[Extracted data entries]
* * *

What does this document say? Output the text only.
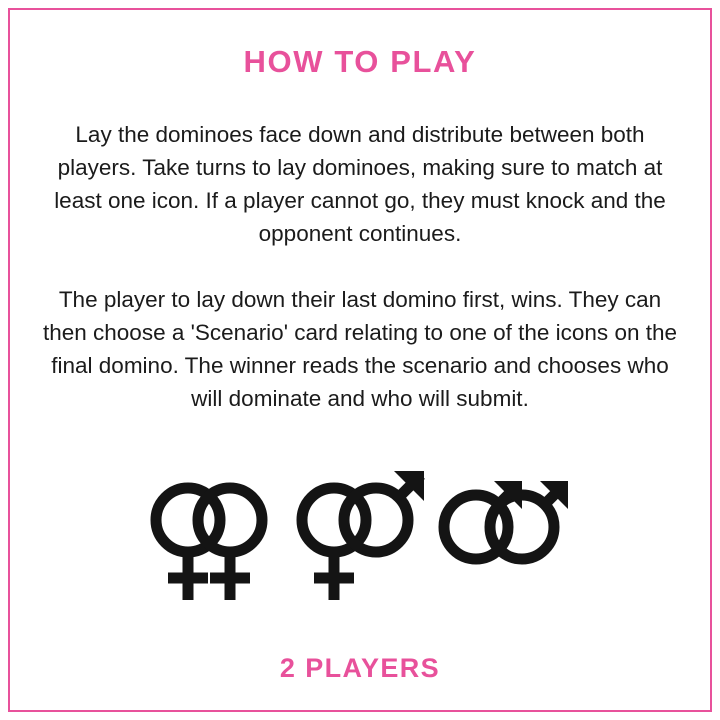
HOW TO PLAY

Lay the dominoes face down and distribute between both players. Take turns to lay dominoes, making sure to match at least one icon. If a player cannot go, they must knock and the opponent continues.

The player to lay down their last domino first, wins. They can then choose a 'Scenario' card relating to one of the icons on the final domino. The winner reads the scenario and chooses who will dominate and who will submit.

2 PLAYERS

* * *

## Exercise requirements
Working from the lines above, reproduce the material exactly and exclude its pictures.

## Answer
What does this document say? Output the text only.
HOW TO PLAY

Lay the dominoes face down and distribute between both players. Take turns to lay dominoes, making sure to match at least one icon. If a player cannot go, they must knock and the opponent continues.

The player to lay down their last domino first, wins. They can then choose a 'Scenario' card relating to one of the icons on the final domino. The winner reads the scenario and chooses who will dominate and who will submit.

2 PLAYERS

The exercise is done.